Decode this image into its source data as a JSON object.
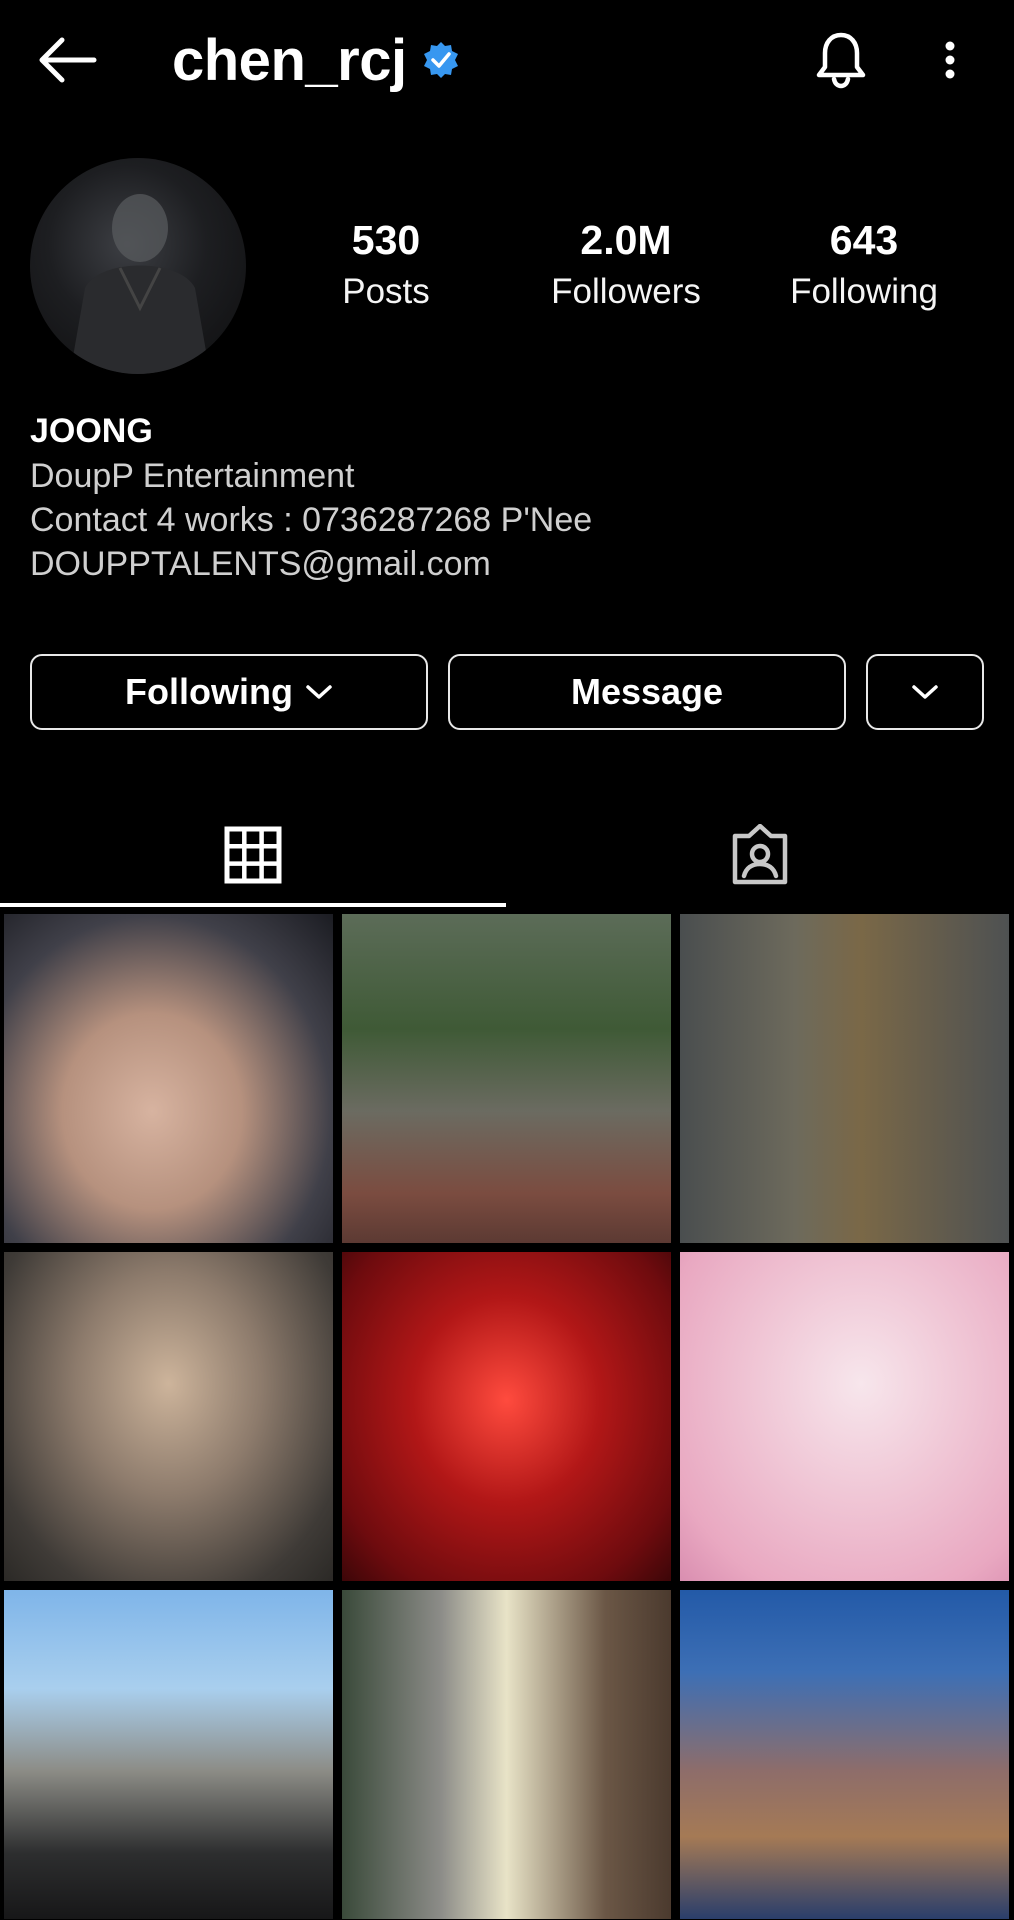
{
  "header": {
    "username": "chen_rcj",
    "verified": true,
    "icons": {
      "back": "arrow-left-icon",
      "verified": "verified-badge-icon",
      "notifications": "bell-icon",
      "more": "more-vertical-icon"
    }
  },
  "profile": {
    "avatar_alt": "profile photo",
    "stats": [
      {
        "value": "530",
        "label": "Posts"
      },
      {
        "value": "2.0M",
        "label": "Followers"
      },
      {
        "value": "643",
        "label": "Following"
      }
    ],
    "bio": {
      "name": "JOONG",
      "lines": [
        "DoupP Entertainment",
        "Contact 4 works : 0736287268 P'Nee",
        "DOUPPTALENTS@gmail.com"
      ]
    }
  },
  "actions": {
    "following_label": "Following",
    "message_label": "Message"
  },
  "tabs": {
    "active": "grid",
    "items": [
      "grid-icon",
      "tagged-icon"
    ]
  },
  "colors": {
    "background": "#000000",
    "text": "#ffffff",
    "verified": "#3797f0",
    "secondary_text": "#cfcfcf"
  },
  "posts": [
    {
      "desc": "close-up selfie"
    },
    {
      "desc": "sitting on lounger under umbrella"
    },
    {
      "desc": "olive jacket with strap"
    },
    {
      "desc": "smiling in grey tee"
    },
    {
      "desc": "red-lit photo with glasses"
    },
    {
      "desc": "pink hoodie smiling"
    },
    {
      "desc": "beach pier in black shirt"
    },
    {
      "desc": "street with drink"
    },
    {
      "desc": "seated in plaid blazer"
    }
  ]
}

┄┄┄┄┄┄┄┄┄┄┄┄┄┄┄┄┄┄┄┄

[Task to complete]:
From the data above, show each line that contains "smiling".

[The result]:
      "desc": "smiling in grey tee"
      "desc": "pink hoodie smiling"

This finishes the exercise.